In every one of the records, swap "alpha-ti-marker" for "alpha-titanium-marker" and repeat the lines with nothing else altered, leaving out the pictures.
- - - -
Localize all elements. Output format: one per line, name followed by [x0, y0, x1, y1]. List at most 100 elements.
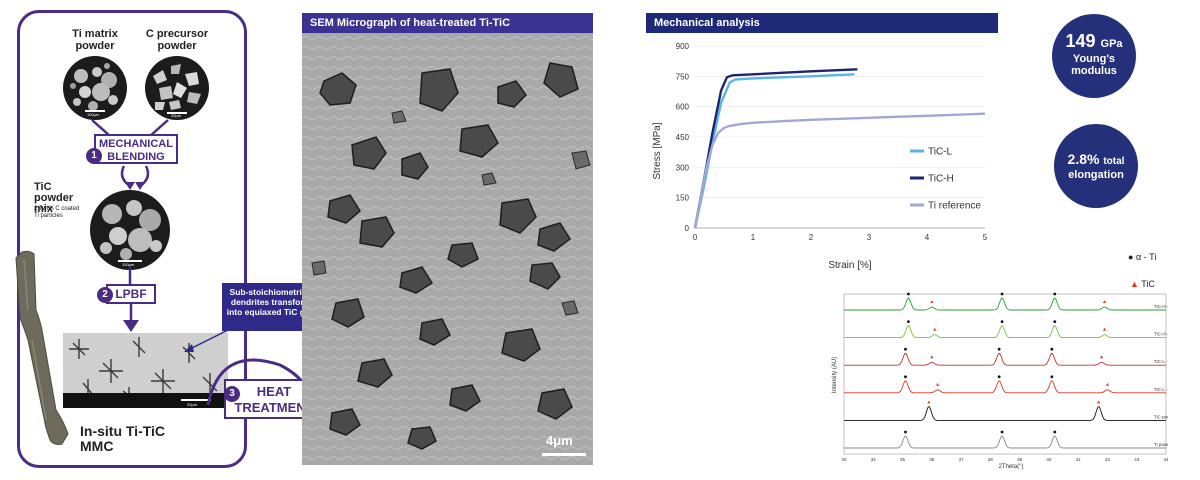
- legend-marker: ●: [1128, 252, 1134, 262]
- legend-label: TiC-L: [928, 147, 953, 158]
- sem-scale-label: 4μm: [546, 433, 573, 448]
- xrd-trace: TiC powder: [844, 400, 1168, 421]
- xrd-ticks: 33 34 35 36 37 38 39 40 41 42 43 44: [841, 457, 1168, 462]
- xrd-x-tick-label: 39: [1017, 457, 1023, 462]
- badge2-value: 2.8%: [1067, 151, 1100, 167]
- sem-micrograph: 4μm: [302, 33, 593, 465]
- badge1-unit: GPa: [1100, 38, 1123, 50]
- stress-strain-ticks: 0 150 300 450 600 750 900 0 1 2 3 4 5: [676, 42, 988, 242]
- alpha-ti-marker: [1053, 430, 1057, 434]
- y-tick-label: 150: [676, 194, 690, 203]
- tic-marker: [1097, 400, 1101, 404]
- xrd-series-label: TiC-L - HT: [1154, 359, 1168, 364]
- scalebar-label: 20μm: [171, 113, 182, 118]
- xrd-chart: TiC-H - HT TiC-H - AB TiC-L - HT TiC-L - AB…: [832, 292, 1168, 470]
- xrd-series-label: Ti powder: [1154, 442, 1168, 447]
- stress-strain-legend: TiC-L TiC-H Ti reference: [910, 147, 981, 212]
- legend-marker: ▲: [1130, 279, 1139, 289]
- stress-strain-axes: [695, 45, 985, 229]
- alpha-ti-marker: [907, 320, 910, 323]
- lpbf-micrograph: 20μm: [63, 333, 228, 408]
- series-line: [693, 68, 858, 229]
- x-tick-label: 0: [693, 233, 698, 242]
- mix-title: TiC powder mix: [34, 181, 74, 215]
- y-tick-label: 750: [676, 72, 690, 81]
- xrd-trace: Ti powder: [844, 430, 1168, 449]
- x-tick-label: 1: [751, 233, 756, 242]
- y-tick-label: 600: [676, 103, 690, 112]
- alpha-ti-marker: [1050, 347, 1054, 351]
- scalebar-label: 100μm: [122, 262, 135, 267]
- x-tick-label: 2: [809, 233, 814, 242]
- xrd-y-axis-title: Intensity (AU): [832, 357, 838, 393]
- sem-title: SEM Micrograph of heat-treated Ti-TiC: [302, 13, 593, 33]
- x-axis-title: Strain [%]: [828, 260, 872, 271]
- arrow-to-microstructure: [123, 304, 139, 332]
- step-mechanical-blending: MECHANICAL BLENDING: [94, 134, 178, 164]
- tic-marker: [930, 355, 934, 359]
- step-lpbf: LPBF: [106, 284, 156, 304]
- xrd-trace-line: [844, 380, 1166, 394]
- step2-label: LPBF: [115, 287, 147, 301]
- tic-marker: [930, 300, 934, 303]
- stress-strain-lines: [693, 68, 986, 229]
- tic-marker: [933, 327, 937, 331]
- badge2-unit: total: [1103, 156, 1125, 167]
- y-tick-label: 0: [685, 224, 690, 233]
- alpha-ti-marker: [904, 430, 907, 434]
- legend-label: TiC: [1141, 279, 1155, 289]
- xrd-x-tick-label: 40: [1046, 457, 1052, 462]
- alpha-ti-marker: [1050, 375, 1054, 379]
- badge1-value: 149: [1065, 31, 1096, 51]
- xrd-x-axis-title: 2Theta(°): [998, 464, 1023, 470]
- xrd-legend-alpha-ti: ● α - Ti: [1128, 252, 1156, 262]
- xrd-axes: [843, 293, 1167, 455]
- xrd-x-tick-label: 34: [871, 457, 877, 462]
- tic-marker: [1105, 383, 1110, 386]
- xrd-trace: TiC-L - AB: [844, 375, 1168, 394]
- y-tick-label: 450: [676, 133, 690, 142]
- xrd-legend-tic: ▲ TiC: [1130, 279, 1155, 289]
- y-axis-title: Stress [MPa]: [652, 122, 663, 179]
- xrd-x-tick-label: 42: [1105, 457, 1111, 462]
- down-arrows: [120, 165, 150, 190]
- xrd-x-tick-label: 41: [1076, 457, 1082, 462]
- callout-arrow: [184, 327, 233, 352]
- legend-label: α - Ti: [1135, 252, 1157, 262]
- xrd-x-tick-label: 43: [1134, 457, 1140, 462]
- legend-label: Ti reference: [928, 201, 981, 212]
- alpha-ti-marker: [904, 375, 907, 379]
- stress-strain-chart: 0 150 300 450 600 750 900 0 1 2 3 4 5 TiC-L TiC-H Ti r…: [652, 42, 988, 271]
- arrow-to-lpbf: [128, 268, 132, 284]
- xrd-x-tick-label: 35: [900, 457, 906, 462]
- step2-number: 2: [97, 287, 113, 303]
- xrd-series-label: TiC-H - HT: [1154, 304, 1168, 309]
- x-tick-label: 4: [925, 233, 930, 242]
- mmc-label: In-situ Ti-TiC MMC: [80, 423, 166, 454]
- step1-number: 1: [86, 148, 102, 164]
- tic-marker: [1102, 327, 1107, 331]
- xrd-frame: [843, 293, 1167, 455]
- step1-label: MECHANICAL BLENDING: [99, 138, 173, 163]
- ti-powder-micrograph: 100μm: [63, 56, 127, 120]
- step3-number: 3: [224, 386, 240, 402]
- tic-marker: [927, 400, 931, 404]
- alpha-ti-marker: [997, 375, 1001, 379]
- series-line: [693, 112, 986, 229]
- alpha-ti-marker: [1000, 320, 1004, 323]
- mech-title: Mechanical analysis: [646, 13, 998, 33]
- legend-label: TiC-H: [928, 174, 954, 185]
- elongation-badge: 2.8% total elongation: [1054, 124, 1138, 208]
- tic-marker: [936, 383, 940, 386]
- xrd-trace: TiC-L - HT: [844, 347, 1168, 366]
- badge1-line2: Young's: [1072, 53, 1116, 65]
- xrd-x-tick-label: 33: [841, 457, 847, 462]
- badge1-line3: modulus: [1071, 65, 1117, 77]
- scalebar-label: 100μm: [87, 112, 100, 117]
- alpha-ti-marker: [904, 347, 907, 351]
- xrd-trace: TiC-H - AB: [844, 320, 1168, 339]
- xrd-trace-line: [844, 435, 1166, 449]
- xrd-x-tick-label: 44: [1163, 457, 1168, 462]
- step3-label: HEAT TREATMENT: [234, 384, 314, 415]
- alpha-ti-marker: [1000, 292, 1004, 296]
- - - -
**Reply to the task**
Localize all elements. Output format: one per line, name followed by [x0, y0, x1, y1]. List at most 100 elements.
- legend-marker: ●: [1128, 252, 1134, 262]
- legend-label: TiC-L: [928, 147, 953, 158]
- sem-scale-label: 4μm: [546, 433, 573, 448]
- xrd-trace: TiC powder: [844, 400, 1168, 421]
- xrd-ticks: 33 34 35 36 37 38 39 40 41 42 43 44: [841, 457, 1168, 462]
- xrd-x-tick-label: 39: [1017, 457, 1023, 462]
- badge2-value: 2.8%: [1067, 151, 1100, 167]
- sem-micrograph: 4μm: [302, 33, 593, 465]
- badge1-unit: GPa: [1100, 38, 1123, 50]
- stress-strain-ticks: 0 150 300 450 600 750 900 0 1 2 3 4 5: [676, 42, 988, 242]
- alpha-titanium-marker: [1053, 430, 1057, 434]
- y-tick-label: 150: [676, 194, 690, 203]
- tic-marker: [1097, 400, 1101, 404]
- xrd-series-label: TiC-L - HT: [1154, 359, 1168, 364]
- scalebar-label: 20μm: [171, 113, 182, 118]
- xrd-chart: TiC-H - HT TiC-H - AB TiC-L - HT TiC-L - AB…: [832, 292, 1168, 470]
- xrd-series-label: Ti powder: [1154, 442, 1168, 447]
- stress-strain-legend: TiC-L TiC-H Ti reference: [910, 147, 981, 212]
- legend-marker: ▲: [1130, 279, 1139, 289]
- stress-strain-axes: [695, 45, 985, 229]
- alpha-titanium-marker: [907, 320, 910, 323]
- lpbf-micrograph: 20μm: [63, 333, 228, 408]
- series-line: [693, 68, 858, 229]
- x-tick-label: 0: [693, 233, 698, 242]
- mix-title: TiC powder mix: [34, 181, 74, 215]
- y-tick-label: 750: [676, 72, 690, 81]
- xrd-trace: Ti powder: [844, 430, 1168, 449]
- x-tick-label: 1: [751, 233, 756, 242]
- y-tick-label: 600: [676, 103, 690, 112]
- alpha-titanium-marker: [1050, 347, 1054, 351]
- scalebar-label: 100μm: [122, 262, 135, 267]
- x-tick-label: 2: [809, 233, 814, 242]
- xrd-y-axis-title: Intensity (AU): [832, 357, 838, 393]
- sem-title: SEM Micrograph of heat-treated Ti-TiC: [302, 13, 593, 33]
- x-axis-title: Strain [%]: [828, 260, 872, 271]
- arrow-to-microstructure: [123, 304, 139, 332]
- step-mechanical-blending: MECHANICAL BLENDING: [94, 134, 178, 164]
- tic-marker: [930, 355, 934, 359]
- step-lpbf: LPBF: [106, 284, 156, 304]
- xrd-trace-line: [844, 380, 1166, 394]
- step2-label: LPBF: [115, 287, 147, 301]
- tic-marker: [930, 300, 934, 303]
- stress-strain-lines: [693, 68, 986, 229]
- tic-marker: [933, 327, 937, 331]
- badge2-unit: total: [1103, 156, 1125, 167]
- y-tick-label: 0: [685, 224, 690, 233]
- alpha-titanium-marker: [904, 430, 907, 434]
- legend-label: TiC: [1141, 279, 1155, 289]
- xrd-x-tick-label: 40: [1046, 457, 1052, 462]
- alpha-titanium-marker: [1050, 375, 1054, 379]
- badge1-value: 149: [1065, 31, 1096, 51]
- xrd-x-axis-title: 2Theta(°): [998, 464, 1023, 470]
- xrd-legend-alpha-ti: ● α - Ti: [1128, 252, 1156, 262]
- xrd-axes: [843, 293, 1167, 455]
- xrd-x-tick-label: 34: [871, 457, 877, 462]
- tic-marker: [1105, 383, 1110, 386]
- xrd-trace: TiC-L - AB: [844, 375, 1168, 394]
- y-tick-label: 450: [676, 133, 690, 142]
- xrd-legend-tic: ▲ TiC: [1130, 279, 1155, 289]
- y-axis-title: Stress [MPa]: [652, 122, 663, 179]
- xrd-x-tick-label: 42: [1105, 457, 1111, 462]
- down-arrows: [120, 165, 150, 190]
- xrd-x-tick-label: 41: [1076, 457, 1082, 462]
- callout-arrow: [184, 327, 233, 352]
- legend-label: α - Ti: [1135, 252, 1157, 262]
- xrd-x-tick-label: 43: [1134, 457, 1140, 462]
- legend-label: Ti reference: [928, 201, 981, 212]
- alpha-titanium-marker: [904, 375, 907, 379]
- stress-strain-chart: 0 150 300 450 600 750 900 0 1 2 3 4 5 TiC-L TiC-H Ti r…: [652, 42, 988, 271]
- arrow-to-lpbf: [128, 268, 132, 284]
- xrd-x-tick-label: 35: [900, 457, 906, 462]
- step2-number: 2: [97, 287, 113, 303]
- xrd-series-label: TiC-H - HT: [1154, 304, 1168, 309]
- x-tick-label: 4: [925, 233, 930, 242]
- mmc-label: In-situ Ti-TiC MMC: [80, 423, 166, 454]
- step1-number: 1: [86, 148, 102, 164]
- tic-marker: [1102, 327, 1107, 331]
- xrd-frame: [843, 293, 1167, 455]
- step1-label: MECHANICAL BLENDING: [99, 138, 173, 163]
- ti-powder-micrograph: 100μm: [63, 56, 127, 120]
- step3-number: 3: [224, 386, 240, 402]
- tic-marker: [927, 400, 931, 404]
- alpha-titanium-marker: [997, 375, 1001, 379]
- series-line: [693, 112, 986, 229]
- alpha-titanium-marker: [1000, 320, 1004, 323]
- mech-title: Mechanical analysis: [646, 13, 998, 33]
- legend-label: TiC-H: [928, 174, 954, 185]
- elongation-badge: 2.8% total elongation: [1054, 124, 1138, 208]
- tic-marker: [936, 383, 940, 386]
- xrd-trace: TiC-L - HT: [844, 347, 1168, 366]
- badge1-line2: Young's: [1072, 53, 1116, 65]
- xrd-x-tick-label: 33: [841, 457, 847, 462]
- badge1-line3: modulus: [1071, 65, 1117, 77]
- scalebar-label: 100μm: [87, 112, 100, 117]
- alpha-titanium-marker: [904, 347, 907, 351]
- xrd-trace: TiC-H - AB: [844, 320, 1168, 339]
- xrd-trace-line: [844, 435, 1166, 449]
- xrd-x-tick-label: 44: [1163, 457, 1168, 462]
- step3-label: HEAT TREATMENT: [234, 384, 314, 415]
- alpha-titanium-marker: [1000, 292, 1004, 296]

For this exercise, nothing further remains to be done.